» Stated problem
Print the listing below exactly.

>> Start

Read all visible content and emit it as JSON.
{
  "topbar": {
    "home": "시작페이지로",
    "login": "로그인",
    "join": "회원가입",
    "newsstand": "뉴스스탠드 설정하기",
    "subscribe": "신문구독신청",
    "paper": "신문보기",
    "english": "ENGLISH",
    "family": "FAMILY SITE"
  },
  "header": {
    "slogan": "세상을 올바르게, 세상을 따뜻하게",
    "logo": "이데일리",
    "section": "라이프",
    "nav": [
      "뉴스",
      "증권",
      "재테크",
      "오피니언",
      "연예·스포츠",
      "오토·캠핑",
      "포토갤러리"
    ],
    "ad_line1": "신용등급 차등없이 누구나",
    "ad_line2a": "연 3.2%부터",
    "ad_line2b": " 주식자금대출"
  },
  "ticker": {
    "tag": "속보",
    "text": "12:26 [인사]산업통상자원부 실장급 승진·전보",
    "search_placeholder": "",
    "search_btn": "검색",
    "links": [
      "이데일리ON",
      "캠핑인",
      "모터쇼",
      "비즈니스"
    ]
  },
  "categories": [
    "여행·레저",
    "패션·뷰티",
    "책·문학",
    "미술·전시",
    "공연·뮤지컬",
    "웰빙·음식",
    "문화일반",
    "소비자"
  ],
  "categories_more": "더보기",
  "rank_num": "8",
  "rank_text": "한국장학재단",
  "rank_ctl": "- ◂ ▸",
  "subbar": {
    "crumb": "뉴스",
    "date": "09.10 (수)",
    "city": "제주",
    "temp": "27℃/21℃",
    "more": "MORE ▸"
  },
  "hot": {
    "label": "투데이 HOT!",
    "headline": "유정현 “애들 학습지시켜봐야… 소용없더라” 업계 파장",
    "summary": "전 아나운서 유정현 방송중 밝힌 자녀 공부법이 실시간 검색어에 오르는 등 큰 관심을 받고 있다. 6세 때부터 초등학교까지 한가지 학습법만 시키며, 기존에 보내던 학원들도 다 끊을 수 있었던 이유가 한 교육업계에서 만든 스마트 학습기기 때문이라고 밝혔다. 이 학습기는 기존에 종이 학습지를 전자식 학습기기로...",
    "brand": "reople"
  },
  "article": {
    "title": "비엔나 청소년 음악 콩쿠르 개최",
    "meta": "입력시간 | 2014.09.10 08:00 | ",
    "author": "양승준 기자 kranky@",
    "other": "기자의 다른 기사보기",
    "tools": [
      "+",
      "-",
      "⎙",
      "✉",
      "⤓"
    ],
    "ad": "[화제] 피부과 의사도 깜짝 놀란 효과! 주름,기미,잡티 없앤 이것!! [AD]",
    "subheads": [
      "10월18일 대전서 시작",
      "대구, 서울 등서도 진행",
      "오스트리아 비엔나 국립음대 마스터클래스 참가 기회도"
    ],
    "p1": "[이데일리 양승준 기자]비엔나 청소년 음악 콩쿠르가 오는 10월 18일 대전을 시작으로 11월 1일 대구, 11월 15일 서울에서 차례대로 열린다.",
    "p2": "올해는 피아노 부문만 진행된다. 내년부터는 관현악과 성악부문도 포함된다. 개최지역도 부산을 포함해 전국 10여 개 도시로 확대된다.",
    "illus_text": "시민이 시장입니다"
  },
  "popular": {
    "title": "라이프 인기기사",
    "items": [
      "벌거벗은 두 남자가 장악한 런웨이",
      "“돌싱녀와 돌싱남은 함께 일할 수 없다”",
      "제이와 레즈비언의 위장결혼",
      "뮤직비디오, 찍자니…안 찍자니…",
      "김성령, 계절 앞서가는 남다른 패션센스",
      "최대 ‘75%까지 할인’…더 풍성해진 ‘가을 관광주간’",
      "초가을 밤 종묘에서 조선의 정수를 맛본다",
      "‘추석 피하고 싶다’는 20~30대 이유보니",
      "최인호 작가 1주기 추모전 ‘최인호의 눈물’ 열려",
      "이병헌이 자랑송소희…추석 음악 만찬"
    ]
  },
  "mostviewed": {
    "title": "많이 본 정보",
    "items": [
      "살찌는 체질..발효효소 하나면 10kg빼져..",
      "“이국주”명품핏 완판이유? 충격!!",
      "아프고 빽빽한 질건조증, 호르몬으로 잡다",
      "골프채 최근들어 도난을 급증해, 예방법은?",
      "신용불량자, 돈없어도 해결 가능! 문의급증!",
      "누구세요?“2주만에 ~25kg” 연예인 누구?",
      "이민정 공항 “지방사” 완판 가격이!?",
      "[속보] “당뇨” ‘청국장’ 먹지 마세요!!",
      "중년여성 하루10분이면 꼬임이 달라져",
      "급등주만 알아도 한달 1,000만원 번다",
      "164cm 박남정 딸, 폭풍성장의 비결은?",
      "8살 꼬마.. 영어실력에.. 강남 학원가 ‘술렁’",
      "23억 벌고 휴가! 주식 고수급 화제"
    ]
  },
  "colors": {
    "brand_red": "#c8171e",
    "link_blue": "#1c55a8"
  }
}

>> End

» Expected answer
Read all visible content and emit it as JSON.
{
  "topbar": {
    "home": "시작페이지로",
    "login": "로그인",
    "join": "회원가입",
    "newsstand": "뉴스스탠드 설정하기",
    "subscribe": "신문구독신청",
    "paper": "신문보기",
    "english": "ENGLISH",
    "family": "FAMILY SITE"
  },
  "header": {
    "slogan": "세상을 올바르게, 세상을 따뜻하게",
    "logo": "이데일리",
    "section": "라이프",
    "nav": [
      "뉴스",
      "증권",
      "재테크",
      "오피니언",
      "연예·스포츠",
      "오토·캠핑",
      "포토갤러리"
    ],
    "ad_line1": "신용등급 차등없이 누구나",
    "ad_line2a": "연 3.2%부터",
    "ad_line2b": " 주식자금대출"
  },
  "ticker": {
    "tag": "속보",
    "text": "12:26 [인사]산업통상자원부 실장급 승진·전보",
    "search_placeholder": "",
    "search_btn": "검색",
    "links": [
      "이데일리ON",
      "캠핑인",
      "모터쇼",
      "비즈니스"
    ]
  },
  "categories": [
    "여행·레저",
    "패션·뷰티",
    "책·문학",
    "미술·전시",
    "공연·뮤지컬",
    "웰빙·음식",
    "문화일반",
    "소비자"
  ],
  "categories_more": "더보기",
  "rank_num": "8",
  "rank_text": "한국장학재단",
  "rank_ctl": "- ◂ ▸",
  "subbar": {
    "crumb": "뉴스",
    "date": "09.10 (수)",
    "city": "제주",
    "temp": "27℃/21℃",
    "more": "MORE ▸"
  },
  "hot": {
    "label": "투데이 HOT!",
    "headline": "유정현 “애들 학습지시켜봐야… 소용없더라” 업계 파장",
    "summary": "전 아나운서 유정현 방송중 밝힌 자녀 공부법이 실시간 검색어에 오르는 등 큰 관심을 받고 있다. 6세 때부터 초등학교까지 한가지 학습법만 시키며, 기존에 보내던 학원들도 다 끊을 수 있었던 이유가 한 교육업계에서 만든 스마트 학습기기 때문이라고 밝혔다. 이 학습기는 기존에 종이 학습지를 전자식 학습기기로...",
    "brand": "reople"
  },
  "article": {
    "title": "비엔나 청소년 음악 콩쿠르 개최",
    "meta": "입력시간 | 2014.09.10 08:00 | ",
    "author": "양승준 기자 kranky@",
    "other": "기자의 다른 기사보기",
    "tools": [
      "+",
      "-",
      "⎙",
      "✉",
      "⤓"
    ],
    "ad": "[화제] 피부과 의사도 깜짝 놀란 효과! 주름,기미,잡티 없앤 이것!! [AD]",
    "subheads": [
      "10월18일 대전서 시작",
      "대구, 서울 등서도 진행",
      "오스트리아 비엔나 국립음대 마스터클래스 참가 기회도"
    ],
    "p1": "[이데일리 양승준 기자]비엔나 청소년 음악 콩쿠르가 오는 10월 18일 대전을 시작으로 11월 1일 대구, 11월 15일 서울에서 차례대로 열린다.",
    "p2": "올해는 피아노 부문만 진행된다. 내년부터는 관현악과 성악부문도 포함된다. 개최지역도 부산을 포함해 전국 10여 개 도시로 확대된다.",
    "illus_text": "시민이 시장입니다"
  },
  "popular": {
    "title": "라이프 인기기사",
    "items": [
      "벌거벗은 두 남자가 장악한 런웨이",
      "“돌싱녀와 돌싱남은 함께 일할 수 없다”",
      "제이와 레즈비언의 위장결혼",
      "뮤직비디오, 찍자니…안 찍자니…",
      "김성령, 계절 앞서가는 남다른 패션센스",
      "최대 ‘75%까지 할인’…더 풍성해진 ‘가을 관광주간’",
      "초가을 밤 종묘에서 조선의 정수를 맛본다",
      "‘추석 피하고 싶다’는 20~30대 이유보니",
      "최인호 작가 1주기 추모전 ‘최인호의 눈물’ 열려",
      "이병헌이 자랑송소희…추석 음악 만찬"
    ]
  },
  "mostviewed": {
    "title": "많이 본 정보",
    "items": [
      "살찌는 체질..발효효소 하나면 10kg빼져..",
      "“이국주”명품핏 완판이유? 충격!!",
      "아프고 빽빽한 질건조증, 호르몬으로 잡다",
      "골프채 최근들어 도난을 급증해, 예방법은?",
      "신용불량자, 돈없어도 해결 가능! 문의급증!",
      "누구세요?“2주만에 ~25kg” 연예인 누구?",
      "이민정 공항 “지방사” 완판 가격이!?",
      "[속보] “당뇨” ‘청국장’ 먹지 마세요!!",
      "중년여성 하루10분이면 꼬임이 달라져",
      "급등주만 알아도 한달 1,000만원 번다",
      "164cm 박남정 딸, 폭풍성장의 비결은?",
      "8살 꼬마.. 영어실력에.. 강남 학원가 ‘술렁’",
      "23억 벌고 휴가! 주식 고수급 화제"
    ]
  },
  "colors": {
    "brand_red": "#c8171e",
    "link_blue": "#1c55a8"
  }
}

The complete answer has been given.